------ Data for this exercise
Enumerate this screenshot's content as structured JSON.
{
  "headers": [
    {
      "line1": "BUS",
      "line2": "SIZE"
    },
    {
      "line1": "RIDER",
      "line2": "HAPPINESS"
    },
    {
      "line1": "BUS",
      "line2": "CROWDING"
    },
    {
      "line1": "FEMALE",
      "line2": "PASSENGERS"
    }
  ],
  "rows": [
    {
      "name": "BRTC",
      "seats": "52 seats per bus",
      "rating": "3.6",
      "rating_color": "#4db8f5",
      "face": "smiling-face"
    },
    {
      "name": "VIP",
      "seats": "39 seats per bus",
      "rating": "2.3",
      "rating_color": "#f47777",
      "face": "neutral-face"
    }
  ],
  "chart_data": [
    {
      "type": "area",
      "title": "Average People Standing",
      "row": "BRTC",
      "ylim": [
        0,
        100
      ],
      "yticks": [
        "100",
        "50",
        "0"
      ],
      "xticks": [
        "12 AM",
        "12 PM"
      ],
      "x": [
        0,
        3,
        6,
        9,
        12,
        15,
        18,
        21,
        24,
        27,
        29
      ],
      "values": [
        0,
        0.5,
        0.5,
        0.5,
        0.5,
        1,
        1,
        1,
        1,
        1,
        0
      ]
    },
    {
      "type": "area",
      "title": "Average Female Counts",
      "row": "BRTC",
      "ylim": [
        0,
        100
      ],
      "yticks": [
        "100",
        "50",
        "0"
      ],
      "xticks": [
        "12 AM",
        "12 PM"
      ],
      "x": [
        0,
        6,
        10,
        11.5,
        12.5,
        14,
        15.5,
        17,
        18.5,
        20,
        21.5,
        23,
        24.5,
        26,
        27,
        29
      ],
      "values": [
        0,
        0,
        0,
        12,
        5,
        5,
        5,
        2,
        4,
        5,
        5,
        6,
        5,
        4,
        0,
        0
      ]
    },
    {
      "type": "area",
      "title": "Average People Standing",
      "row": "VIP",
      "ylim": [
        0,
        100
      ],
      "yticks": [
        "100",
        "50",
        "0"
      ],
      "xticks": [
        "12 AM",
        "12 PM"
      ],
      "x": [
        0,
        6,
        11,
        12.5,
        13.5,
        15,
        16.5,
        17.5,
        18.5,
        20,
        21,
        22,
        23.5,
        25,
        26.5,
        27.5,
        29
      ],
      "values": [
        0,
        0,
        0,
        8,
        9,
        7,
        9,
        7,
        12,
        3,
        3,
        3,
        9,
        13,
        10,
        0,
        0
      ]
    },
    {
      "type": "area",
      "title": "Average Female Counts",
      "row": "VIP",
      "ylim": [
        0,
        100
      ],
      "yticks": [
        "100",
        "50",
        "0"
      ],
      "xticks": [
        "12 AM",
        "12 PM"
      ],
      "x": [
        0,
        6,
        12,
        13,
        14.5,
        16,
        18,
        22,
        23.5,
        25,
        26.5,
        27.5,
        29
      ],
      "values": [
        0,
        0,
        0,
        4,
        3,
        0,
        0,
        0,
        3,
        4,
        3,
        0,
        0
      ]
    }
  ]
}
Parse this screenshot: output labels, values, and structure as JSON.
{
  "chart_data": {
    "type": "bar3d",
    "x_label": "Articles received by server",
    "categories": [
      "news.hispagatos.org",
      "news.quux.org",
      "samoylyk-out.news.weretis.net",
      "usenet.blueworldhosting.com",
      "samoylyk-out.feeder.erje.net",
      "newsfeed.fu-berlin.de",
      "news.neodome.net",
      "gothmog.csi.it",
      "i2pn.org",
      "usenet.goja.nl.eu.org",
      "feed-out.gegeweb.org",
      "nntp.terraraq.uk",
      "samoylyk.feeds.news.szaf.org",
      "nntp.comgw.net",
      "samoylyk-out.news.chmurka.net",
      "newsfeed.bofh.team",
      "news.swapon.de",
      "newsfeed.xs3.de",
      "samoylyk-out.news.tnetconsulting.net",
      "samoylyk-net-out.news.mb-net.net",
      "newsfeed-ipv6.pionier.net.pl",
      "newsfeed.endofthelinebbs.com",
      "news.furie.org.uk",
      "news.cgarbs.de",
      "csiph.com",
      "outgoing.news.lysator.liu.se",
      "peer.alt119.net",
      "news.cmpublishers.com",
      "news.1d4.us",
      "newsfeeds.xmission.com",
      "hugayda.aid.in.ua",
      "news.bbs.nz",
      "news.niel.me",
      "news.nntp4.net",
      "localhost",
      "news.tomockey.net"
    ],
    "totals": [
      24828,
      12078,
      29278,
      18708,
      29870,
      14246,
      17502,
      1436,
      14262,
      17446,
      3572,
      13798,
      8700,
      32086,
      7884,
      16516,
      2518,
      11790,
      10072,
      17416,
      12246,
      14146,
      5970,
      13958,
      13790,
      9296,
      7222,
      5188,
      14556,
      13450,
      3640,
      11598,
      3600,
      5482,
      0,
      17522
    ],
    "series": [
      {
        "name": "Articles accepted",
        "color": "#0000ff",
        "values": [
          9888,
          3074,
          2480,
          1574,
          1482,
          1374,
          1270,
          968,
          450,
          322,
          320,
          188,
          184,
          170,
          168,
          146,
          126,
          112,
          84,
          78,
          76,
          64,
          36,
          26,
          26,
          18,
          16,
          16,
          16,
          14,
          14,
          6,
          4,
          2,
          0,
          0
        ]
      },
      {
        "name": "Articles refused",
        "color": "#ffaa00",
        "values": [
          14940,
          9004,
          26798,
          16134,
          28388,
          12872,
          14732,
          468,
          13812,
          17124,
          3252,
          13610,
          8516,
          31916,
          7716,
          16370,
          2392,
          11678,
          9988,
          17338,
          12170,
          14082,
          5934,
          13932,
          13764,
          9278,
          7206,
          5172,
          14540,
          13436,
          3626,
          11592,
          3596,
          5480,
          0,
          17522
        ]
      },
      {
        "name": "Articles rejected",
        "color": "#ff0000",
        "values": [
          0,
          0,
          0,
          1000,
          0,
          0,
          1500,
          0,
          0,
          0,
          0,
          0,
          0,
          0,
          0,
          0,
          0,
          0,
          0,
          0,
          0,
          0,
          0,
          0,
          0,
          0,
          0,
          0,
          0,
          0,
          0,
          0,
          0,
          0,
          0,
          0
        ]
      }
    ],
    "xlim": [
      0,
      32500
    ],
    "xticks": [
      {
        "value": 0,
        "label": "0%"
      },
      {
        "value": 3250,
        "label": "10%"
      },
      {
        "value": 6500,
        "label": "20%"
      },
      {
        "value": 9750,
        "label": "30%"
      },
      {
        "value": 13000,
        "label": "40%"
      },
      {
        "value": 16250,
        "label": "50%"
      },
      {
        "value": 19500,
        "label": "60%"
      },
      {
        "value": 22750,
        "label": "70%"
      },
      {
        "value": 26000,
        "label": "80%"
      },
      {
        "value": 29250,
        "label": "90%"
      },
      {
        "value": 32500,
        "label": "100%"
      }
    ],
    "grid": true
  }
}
------------
Count the lines of the listing above that include the word "samoylyk" and state the total with nothing else.

6